## Start
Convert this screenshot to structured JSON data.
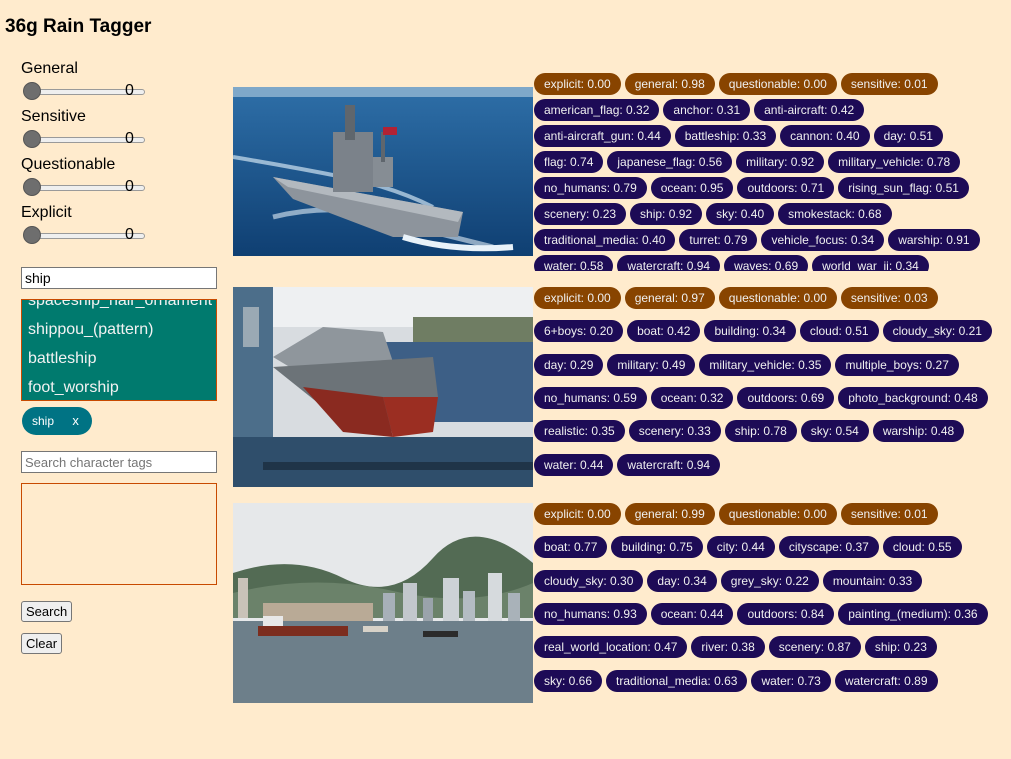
{
  "app": {
    "title": "36g Rain Tagger"
  },
  "sliders": [
    {
      "label": "General",
      "value": "0"
    },
    {
      "label": "Sensitive",
      "value": "0"
    },
    {
      "label": "Questionable",
      "value": "0"
    },
    {
      "label": "Explicit",
      "value": "0"
    }
  ],
  "search": {
    "value": "ship"
  },
  "suggestions": [
    "spaceship_hair_ornament",
    "shippou_(pattern)",
    "battleship",
    "foot_worship"
  ],
  "selected_tag": {
    "label": "ship",
    "close": "x"
  },
  "char_search": {
    "placeholder": "Search character tags"
  },
  "buttons": {
    "search": "Search",
    "clear": "Clear"
  },
  "colors": {
    "background": "#ffebcd",
    "rating_tag": "#884400",
    "general_tag": "#1d0b56",
    "suggestions_bg": "#007a6e",
    "chip": "#007384"
  },
  "results": [
    {
      "image": "warship-at-sea",
      "ratings": [
        "explicit: 0.00",
        "general: 0.98",
        "questionable: 0.00",
        "sensitive: 0.01"
      ],
      "tags": [
        "american_flag: 0.32",
        "anchor: 0.31",
        "anti-aircraft: 0.42",
        "anti-aircraft_gun: 0.44",
        "battleship: 0.33",
        "cannon: 0.40",
        "day: 0.51",
        "flag: 0.74",
        "japanese_flag: 0.56",
        "military: 0.92",
        "military_vehicle: 0.78",
        "no_humans: 0.79",
        "ocean: 0.95",
        "outdoors: 0.71",
        "rising_sun_flag: 0.51",
        "scenery: 0.23",
        "ship: 0.92",
        "sky: 0.40",
        "smokestack: 0.68",
        "traditional_media: 0.40",
        "turret: 0.79",
        "vehicle_focus: 0.34",
        "warship: 0.91",
        "water: 0.58",
        "watercraft: 0.94",
        "waves: 0.69",
        "world_war_ii: 0.34"
      ]
    },
    {
      "image": "destroyer-in-drydock",
      "ratings": [
        "explicit: 0.00",
        "general: 0.97",
        "questionable: 0.00",
        "sensitive: 0.03"
      ],
      "tags": [
        "6+boys: 0.20",
        "boat: 0.42",
        "building: 0.34",
        "cloud: 0.51",
        "cloudy_sky: 0.21",
        "day: 0.29",
        "military: 0.49",
        "military_vehicle: 0.35",
        "multiple_boys: 0.27",
        "no_humans: 0.59",
        "ocean: 0.32",
        "outdoors: 0.69",
        "photo_background: 0.48",
        "realistic: 0.35",
        "scenery: 0.33",
        "ship: 0.78",
        "sky: 0.54",
        "warship: 0.48",
        "water: 0.44",
        "watercraft: 0.94"
      ]
    },
    {
      "image": "harbor-cityscape",
      "ratings": [
        "explicit: 0.00",
        "general: 0.99",
        "questionable: 0.00",
        "sensitive: 0.01"
      ],
      "tags": [
        "boat: 0.77",
        "building: 0.75",
        "city: 0.44",
        "cityscape: 0.37",
        "cloud: 0.55",
        "cloudy_sky: 0.30",
        "day: 0.34",
        "grey_sky: 0.22",
        "mountain: 0.33",
        "no_humans: 0.93",
        "ocean: 0.44",
        "outdoors: 0.84",
        "painting_(medium): 0.36",
        "real_world_location: 0.47",
        "river: 0.38",
        "scenery: 0.87",
        "ship: 0.23",
        "sky: 0.66",
        "traditional_media: 0.63",
        "water: 0.73",
        "watercraft: 0.89"
      ]
    }
  ]
}
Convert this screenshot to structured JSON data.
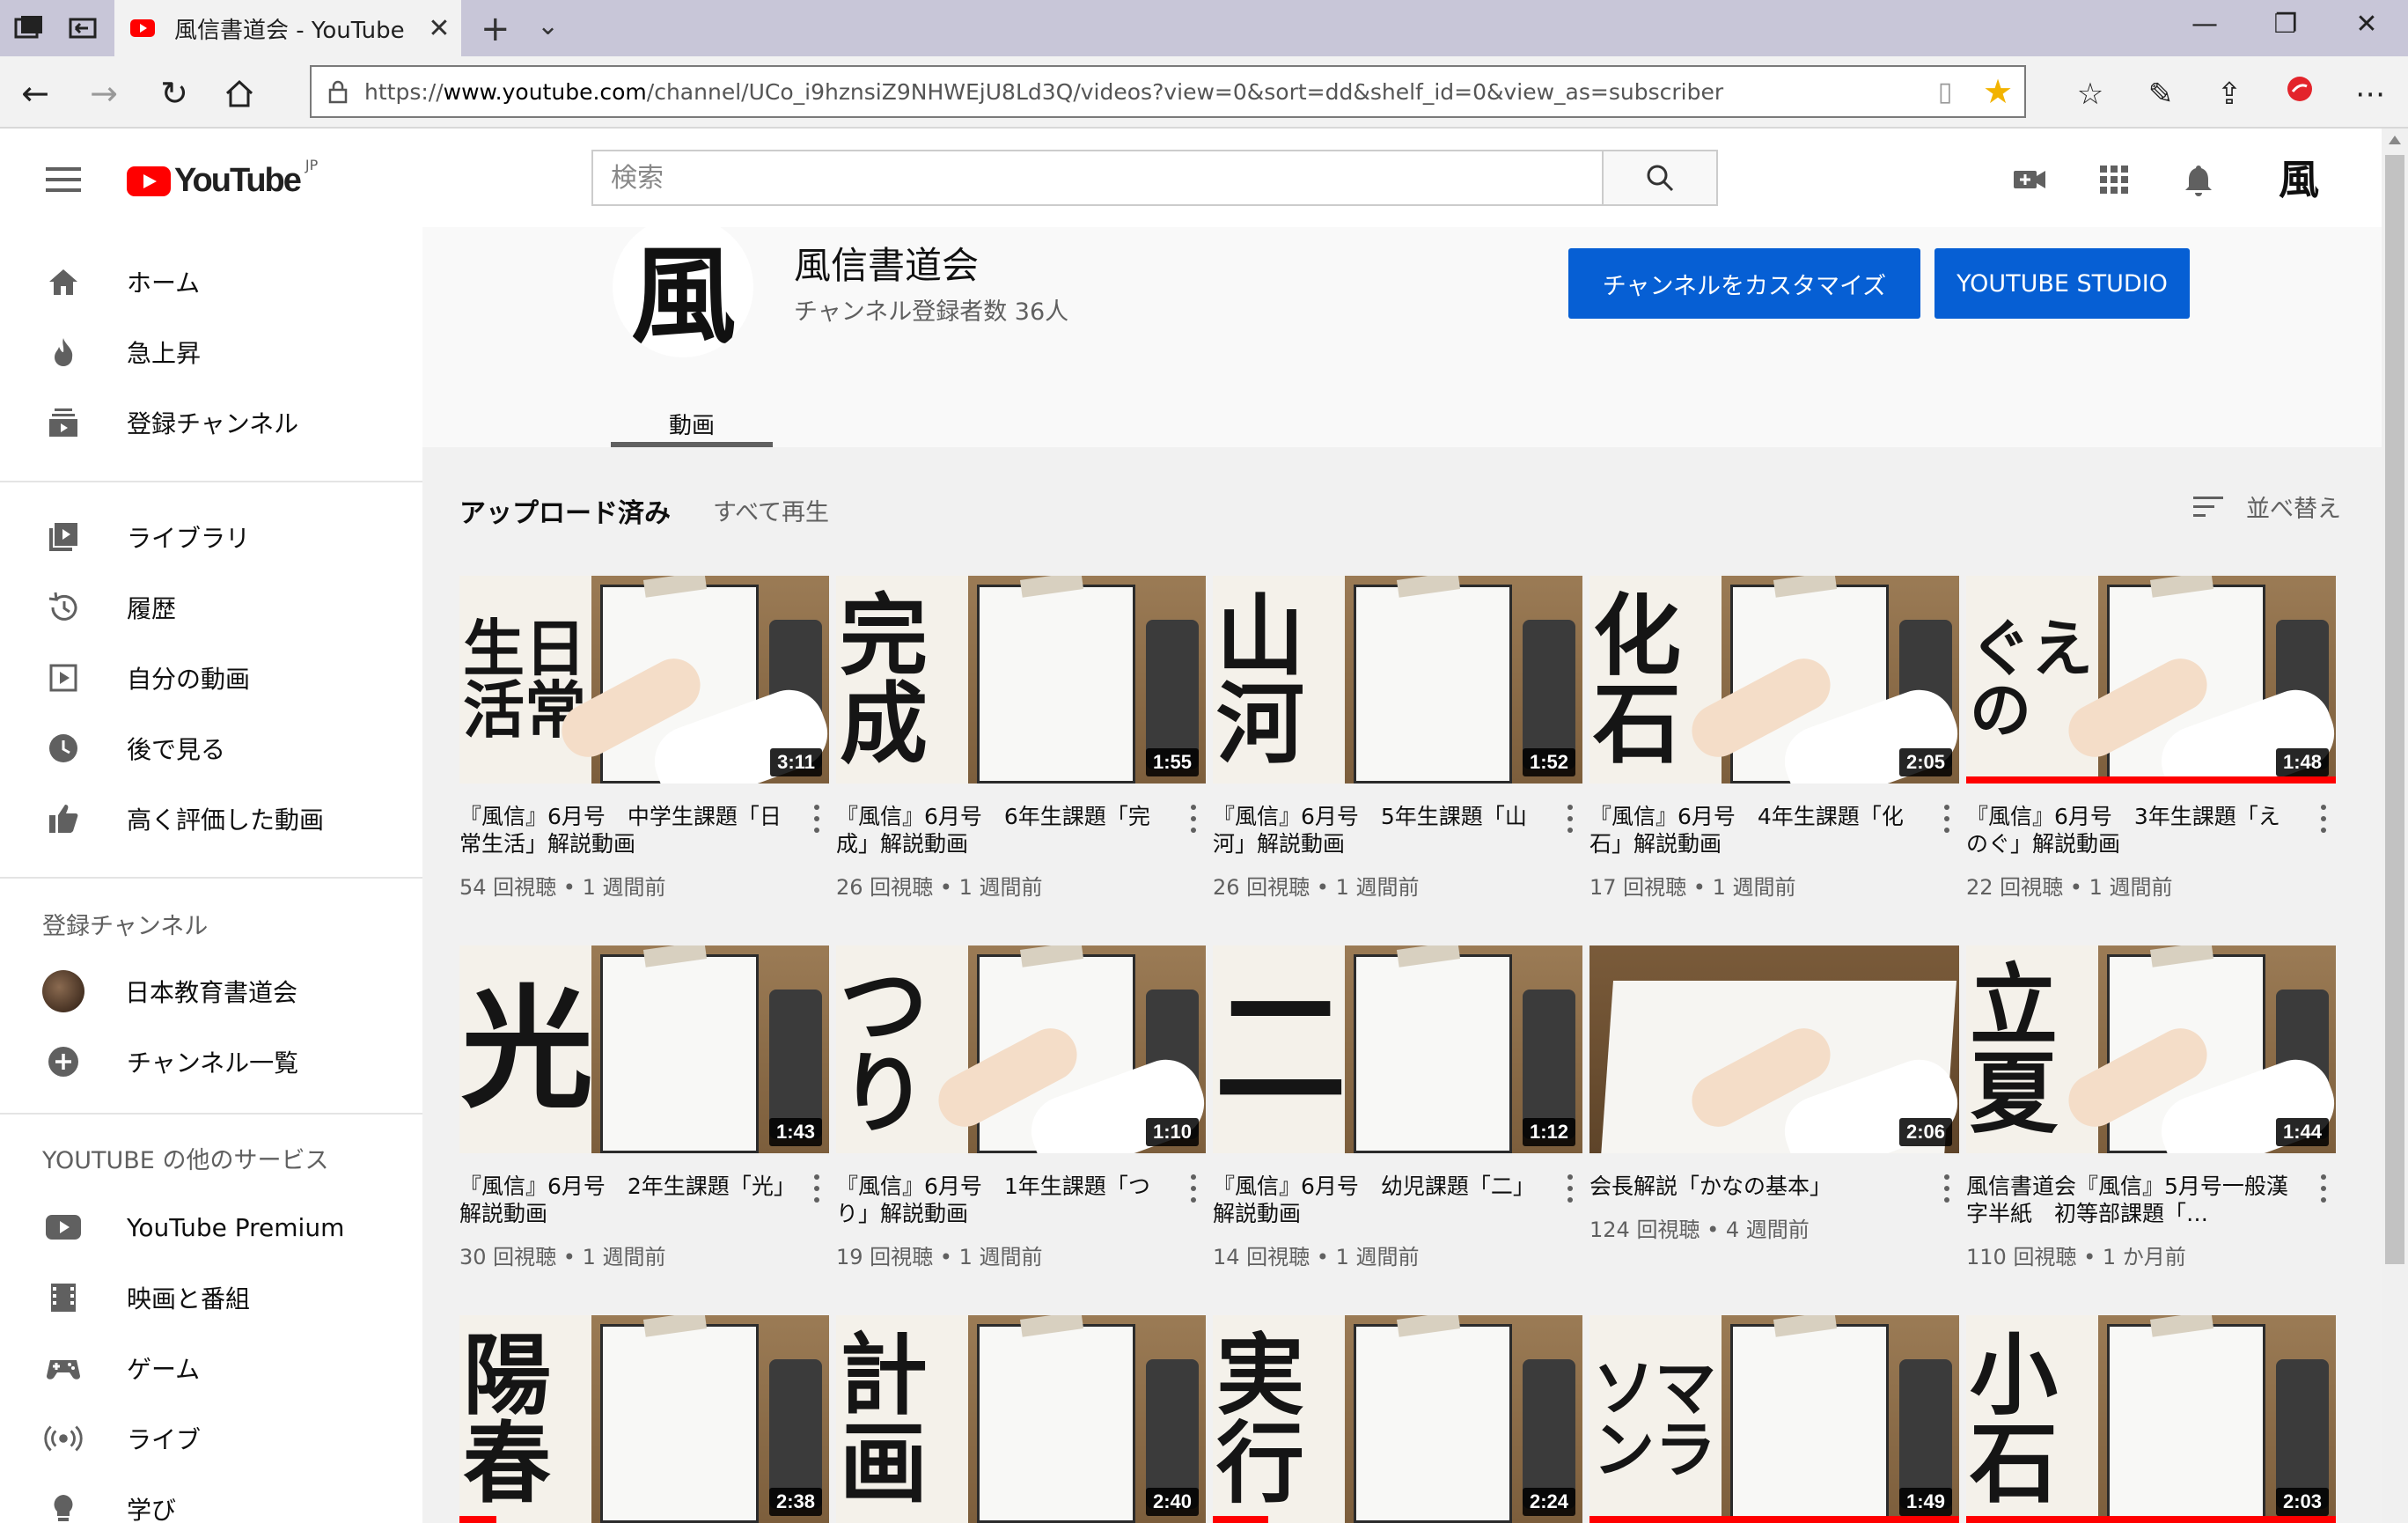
{
  "browser": {
    "tab_title": "風信書道会 - YouTube",
    "url_prefix": "https://",
    "url_host": "www.youtube.com",
    "url_path": "/channel/UCo_i9hznsiZ9NHWEjU8Ld3Q/videos?view=0&sort=dd&shelf_id=0&view_as=subscriber"
  },
  "masthead": {
    "logo_text": "YouTube",
    "logo_region": "JP",
    "search_placeholder": "検索"
  },
  "sidebar": {
    "main": [
      {
        "label": "ホーム",
        "icon": "home-icon"
      },
      {
        "label": "急上昇",
        "icon": "trending-icon"
      },
      {
        "label": "登録チャンネル",
        "icon": "subscriptions-icon"
      }
    ],
    "library": [
      {
        "label": "ライブラリ",
        "icon": "library-icon"
      },
      {
        "label": "履歴",
        "icon": "history-icon"
      },
      {
        "label": "自分の動画",
        "icon": "your-videos-icon"
      },
      {
        "label": "後で見る",
        "icon": "watch-later-icon"
      },
      {
        "label": "高く評価した動画",
        "icon": "liked-icon"
      }
    ],
    "subs_heading": "登録チャンネル",
    "subs": [
      {
        "label": "日本教育書道会",
        "icon": "channel-avatar"
      },
      {
        "label": "チャンネル一覧",
        "icon": "add-circle-icon"
      }
    ],
    "more_heading": "YOUTUBE の他のサービス",
    "more": [
      {
        "label": "YouTube Premium",
        "icon": "youtube-icon"
      },
      {
        "label": "映画と番組",
        "icon": "film-icon"
      },
      {
        "label": "ゲーム",
        "icon": "gaming-icon"
      },
      {
        "label": "ライブ",
        "icon": "live-icon"
      },
      {
        "label": "学び",
        "icon": "learning-icon"
      }
    ]
  },
  "channel": {
    "avatar_glyph": "風",
    "name": "風信書道会",
    "subscribers": "チャンネル登録者数 36人",
    "customize_label": "チャンネルをカスタマイズ",
    "studio_label": "YOUTUBE STUDIO",
    "tab_videos": "動画"
  },
  "section": {
    "title": "アップロード済み",
    "play_all": "すべて再生",
    "sort_label": "並べ替え"
  },
  "videos": [
    {
      "title": "『風信』6月号　中学生課題「日常生活」解説動画",
      "meta": "54 回視聴 • 1 週間前",
      "duration": "3:11",
      "kanji": "生日活常",
      "watched": 0
    },
    {
      "title": "『風信』6月号　6年生課題「完成」解説動画",
      "meta": "26 回視聴 • 1 週間前",
      "duration": "1:55",
      "kanji": "完成",
      "watched": 0
    },
    {
      "title": "『風信』6月号　5年生課題「山河」解説動画",
      "meta": "26 回視聴 • 1 週間前",
      "duration": "1:52",
      "kanji": "山河",
      "watched": 0
    },
    {
      "title": "『風信』6月号　4年生課題「化石」解説動画",
      "meta": "17 回視聴 • 1 週間前",
      "duration": "2:05",
      "kanji": "化石",
      "watched": 0
    },
    {
      "title": "『風信』6月号　3年生課題「えのぐ」解説動画",
      "meta": "22 回視聴 • 1 週間前",
      "duration": "1:48",
      "kanji": "ぐえの",
      "watched": 1.0
    },
    {
      "title": "『風信』6月号　2年生課題「光」解説動画",
      "meta": "30 回視聴 • 1 週間前",
      "duration": "1:43",
      "kanji": "光",
      "watched": 0
    },
    {
      "title": "『風信』6月号　1年生課題「つり」解説動画",
      "meta": "19 回視聴 • 1 週間前",
      "duration": "1:10",
      "kanji": "つり",
      "watched": 0
    },
    {
      "title": "『風信』6月号　幼児課題「二」解説動画",
      "meta": "14 回視聴 • 1 週間前",
      "duration": "1:12",
      "kanji": "二",
      "watched": 0
    },
    {
      "title": "会長解説「かなの基本」",
      "meta": "124 回視聴 • 4 週間前",
      "duration": "2:06",
      "kanji": "",
      "watched": 0
    },
    {
      "title": "風信書道会『風信』5月号一般漢字半紙　初等部課題「…",
      "meta": "110 回視聴 • 1 か月前",
      "duration": "1:44",
      "kanji": "立夏",
      "watched": 0
    },
    {
      "title": "",
      "meta": "",
      "duration": "2:38",
      "kanji": "陽春",
      "watched": 0.1
    },
    {
      "title": "",
      "meta": "",
      "duration": "2:40",
      "kanji": "計画",
      "watched": 0
    },
    {
      "title": "",
      "meta": "",
      "duration": "2:24",
      "kanji": "実行",
      "watched": 0.15
    },
    {
      "title": "",
      "meta": "",
      "duration": "1:49",
      "kanji": "ソマンラ",
      "watched": 1.0
    },
    {
      "title": "",
      "meta": "",
      "duration": "2:03",
      "kanji": "小石",
      "watched": 1.0
    }
  ],
  "colors": {
    "accent_blue": "#065fd4",
    "yt_red": "#ff0000"
  }
}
## End
**Exercise prompt:** Write down every line of the data above that includes the string "watercraft".

**Task solution:**
        "watercraft: 0.94",
        "watercraft: 0.94"
        "watercraft: 0.89"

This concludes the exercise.